Figure data in JSON
──────────

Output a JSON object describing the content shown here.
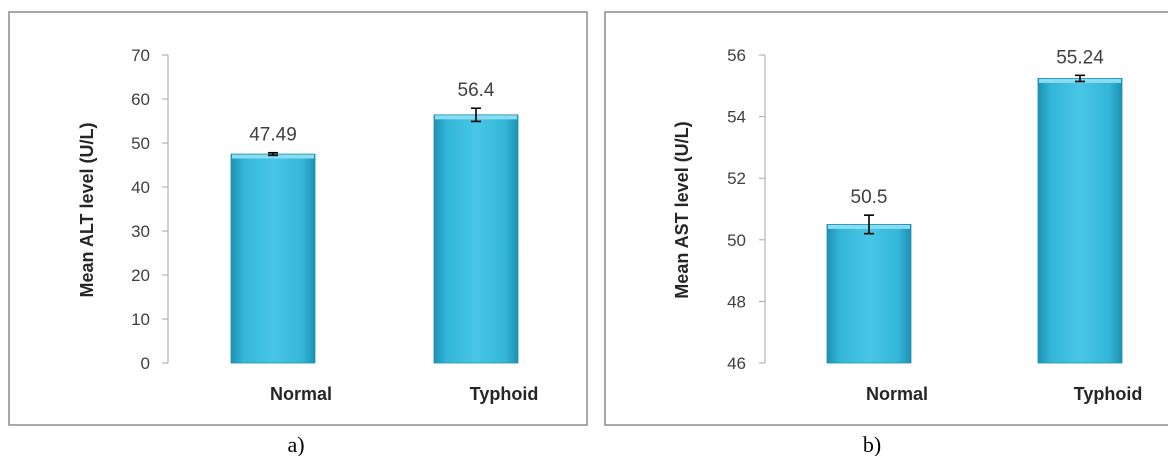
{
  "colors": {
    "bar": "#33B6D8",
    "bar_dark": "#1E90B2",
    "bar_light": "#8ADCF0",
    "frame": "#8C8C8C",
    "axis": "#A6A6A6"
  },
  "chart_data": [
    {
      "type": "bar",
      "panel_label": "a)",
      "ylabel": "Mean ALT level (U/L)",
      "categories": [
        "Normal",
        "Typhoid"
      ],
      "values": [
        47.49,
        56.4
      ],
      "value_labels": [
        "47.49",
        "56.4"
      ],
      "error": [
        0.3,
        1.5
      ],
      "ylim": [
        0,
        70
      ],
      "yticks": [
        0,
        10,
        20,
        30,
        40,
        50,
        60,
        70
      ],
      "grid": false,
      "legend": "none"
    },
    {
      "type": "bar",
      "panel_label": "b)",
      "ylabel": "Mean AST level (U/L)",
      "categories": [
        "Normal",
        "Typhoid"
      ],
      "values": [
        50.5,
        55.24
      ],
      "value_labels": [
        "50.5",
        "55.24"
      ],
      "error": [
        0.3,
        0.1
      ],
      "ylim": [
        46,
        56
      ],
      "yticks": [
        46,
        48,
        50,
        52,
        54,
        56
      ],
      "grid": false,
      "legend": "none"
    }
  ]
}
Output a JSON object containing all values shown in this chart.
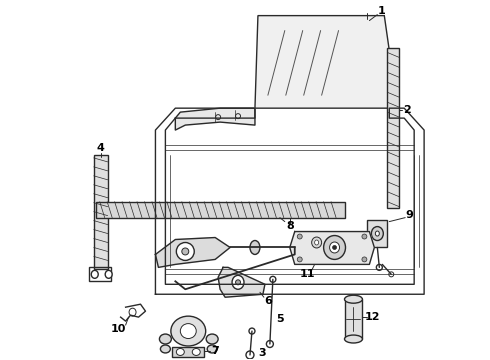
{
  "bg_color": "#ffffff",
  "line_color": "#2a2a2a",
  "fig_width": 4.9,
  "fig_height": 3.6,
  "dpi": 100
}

──────────

--- Job ---
Transcribe every entry above exactly. Omit all pictures.

--- In response ---
Output a JSON object describing the content shown here.
{
  "colors": {
    "bar": "#33B6D8",
    "bar_dark": "#1E90B2",
    "bar_light": "#8ADCF0",
    "frame": "#8C8C8C",
    "axis": "#A6A6A6"
  },
  "chart_data": [
    {
      "type": "bar",
      "panel_label": "a)",
      "ylabel": "Mean ALT level (U/L)",
      "categories": [
        "Normal",
        "Typhoid"
      ],
      "values": [
        47.49,
        56.4
      ],
      "value_labels": [
        "47.49",
        "56.4"
      ],
      "error": [
        0.3,
        1.5
      ],
      "ylim": [
        0,
        70
      ],
      "yticks": [
        0,
        10,
        20,
        30,
        40,
        50,
        60,
        70
      ],
      "grid": false,
      "legend": "none"
    },
    {
      "type": "bar",
      "panel_label": "b)",
      "ylabel": "Mean AST level (U/L)",
      "categories": [
        "Normal",
        "Typhoid"
      ],
      "values": [
        50.5,
        55.24
      ],
      "value_labels": [
        "50.5",
        "55.24"
      ],
      "error": [
        0.3,
        0.1
      ],
      "ylim": [
        46,
        56
      ],
      "yticks": [
        46,
        48,
        50,
        52,
        54,
        56
      ],
      "grid": false,
      "legend": "none"
    }
  ]
}
Output a JSON object containing all values shown in this chart.
{
  "bg_color": "#ffffff",
  "line_color": "#2a2a2a",
  "fig_width": 4.9,
  "fig_height": 3.6,
  "dpi": 100
}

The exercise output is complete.